::: Input material
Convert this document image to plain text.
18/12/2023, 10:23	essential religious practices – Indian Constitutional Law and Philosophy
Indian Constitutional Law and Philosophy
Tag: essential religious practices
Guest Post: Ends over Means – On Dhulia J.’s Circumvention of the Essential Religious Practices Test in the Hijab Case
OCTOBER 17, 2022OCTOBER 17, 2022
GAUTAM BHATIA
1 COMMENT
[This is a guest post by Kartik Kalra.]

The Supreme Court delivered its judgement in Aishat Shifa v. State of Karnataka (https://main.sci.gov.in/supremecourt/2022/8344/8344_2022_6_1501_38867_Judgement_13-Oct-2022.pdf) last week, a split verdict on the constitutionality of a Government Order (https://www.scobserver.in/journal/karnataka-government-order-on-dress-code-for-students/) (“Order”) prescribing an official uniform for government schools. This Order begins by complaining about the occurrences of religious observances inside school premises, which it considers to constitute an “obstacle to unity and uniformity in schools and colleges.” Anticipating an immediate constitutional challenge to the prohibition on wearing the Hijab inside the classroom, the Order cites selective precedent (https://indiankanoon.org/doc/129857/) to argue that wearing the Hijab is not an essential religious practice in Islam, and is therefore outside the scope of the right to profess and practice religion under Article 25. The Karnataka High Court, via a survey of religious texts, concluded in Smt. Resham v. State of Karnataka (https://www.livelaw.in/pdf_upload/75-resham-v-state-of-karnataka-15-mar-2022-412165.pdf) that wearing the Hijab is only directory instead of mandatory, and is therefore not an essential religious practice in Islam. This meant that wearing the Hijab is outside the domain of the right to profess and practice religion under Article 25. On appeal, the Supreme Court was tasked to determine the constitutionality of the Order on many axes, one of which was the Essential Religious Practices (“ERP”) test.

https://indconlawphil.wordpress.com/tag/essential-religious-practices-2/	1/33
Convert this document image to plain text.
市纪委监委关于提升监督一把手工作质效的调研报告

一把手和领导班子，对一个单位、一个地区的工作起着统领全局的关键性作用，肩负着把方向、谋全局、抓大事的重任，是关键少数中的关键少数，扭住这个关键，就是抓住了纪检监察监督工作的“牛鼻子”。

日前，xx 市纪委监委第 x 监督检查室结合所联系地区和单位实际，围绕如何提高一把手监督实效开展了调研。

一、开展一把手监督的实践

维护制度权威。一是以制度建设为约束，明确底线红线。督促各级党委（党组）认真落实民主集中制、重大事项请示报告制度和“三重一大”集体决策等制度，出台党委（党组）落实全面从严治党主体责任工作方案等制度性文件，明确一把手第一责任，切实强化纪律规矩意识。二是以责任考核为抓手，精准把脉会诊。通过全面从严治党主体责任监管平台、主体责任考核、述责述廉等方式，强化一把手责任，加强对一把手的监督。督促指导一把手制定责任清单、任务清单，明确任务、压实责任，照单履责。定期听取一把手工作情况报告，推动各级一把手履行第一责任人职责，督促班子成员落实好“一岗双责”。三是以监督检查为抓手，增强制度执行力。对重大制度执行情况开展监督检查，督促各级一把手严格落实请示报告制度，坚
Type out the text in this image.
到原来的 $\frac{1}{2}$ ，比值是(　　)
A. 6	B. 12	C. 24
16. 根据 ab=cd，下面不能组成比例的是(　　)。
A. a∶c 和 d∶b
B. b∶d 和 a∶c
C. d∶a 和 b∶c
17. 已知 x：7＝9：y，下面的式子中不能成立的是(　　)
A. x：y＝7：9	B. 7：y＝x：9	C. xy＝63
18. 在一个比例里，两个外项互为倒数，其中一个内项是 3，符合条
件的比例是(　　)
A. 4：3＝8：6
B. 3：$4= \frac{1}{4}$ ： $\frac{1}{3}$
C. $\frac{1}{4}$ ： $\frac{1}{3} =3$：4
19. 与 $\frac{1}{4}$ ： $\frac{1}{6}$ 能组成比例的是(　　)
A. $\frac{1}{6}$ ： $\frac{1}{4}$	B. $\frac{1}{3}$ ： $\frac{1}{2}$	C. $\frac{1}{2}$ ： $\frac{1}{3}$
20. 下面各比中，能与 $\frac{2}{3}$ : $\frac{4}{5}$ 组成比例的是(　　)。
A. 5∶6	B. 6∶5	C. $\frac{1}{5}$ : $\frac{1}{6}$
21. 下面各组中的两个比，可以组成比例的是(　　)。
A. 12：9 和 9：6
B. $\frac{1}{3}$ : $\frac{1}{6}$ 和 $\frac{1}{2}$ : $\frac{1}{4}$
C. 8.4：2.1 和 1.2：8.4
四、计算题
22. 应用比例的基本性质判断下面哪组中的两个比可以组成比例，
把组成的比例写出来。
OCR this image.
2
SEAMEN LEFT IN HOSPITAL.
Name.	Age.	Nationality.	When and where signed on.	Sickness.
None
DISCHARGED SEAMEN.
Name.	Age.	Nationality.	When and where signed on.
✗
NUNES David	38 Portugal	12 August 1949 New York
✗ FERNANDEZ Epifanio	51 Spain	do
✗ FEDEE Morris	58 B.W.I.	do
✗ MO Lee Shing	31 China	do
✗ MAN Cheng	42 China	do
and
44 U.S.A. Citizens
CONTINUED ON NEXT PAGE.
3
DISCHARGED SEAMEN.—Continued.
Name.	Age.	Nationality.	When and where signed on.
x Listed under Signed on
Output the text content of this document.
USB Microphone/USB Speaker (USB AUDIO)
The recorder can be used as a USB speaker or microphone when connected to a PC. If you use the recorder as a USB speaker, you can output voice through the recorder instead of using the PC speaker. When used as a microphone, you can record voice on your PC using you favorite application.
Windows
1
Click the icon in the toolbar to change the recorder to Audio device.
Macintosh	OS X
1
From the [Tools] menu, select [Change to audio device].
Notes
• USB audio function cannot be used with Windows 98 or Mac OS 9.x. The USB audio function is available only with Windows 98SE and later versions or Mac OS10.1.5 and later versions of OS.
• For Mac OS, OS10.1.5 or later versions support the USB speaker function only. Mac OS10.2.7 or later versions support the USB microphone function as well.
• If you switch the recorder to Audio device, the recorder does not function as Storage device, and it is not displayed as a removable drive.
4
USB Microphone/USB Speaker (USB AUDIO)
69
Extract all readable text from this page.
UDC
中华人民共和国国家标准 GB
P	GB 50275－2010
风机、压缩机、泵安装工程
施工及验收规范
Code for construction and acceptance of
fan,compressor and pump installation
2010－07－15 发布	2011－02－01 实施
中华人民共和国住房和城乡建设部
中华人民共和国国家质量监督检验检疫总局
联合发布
::::::
- Problem to solve -
Copy every line in the listing above where the string "image" turns up.

- Result of this exercise -
Convert this document image to plain text.
Convert this document image to plain text.
Type out the text in this image.
OCR this image.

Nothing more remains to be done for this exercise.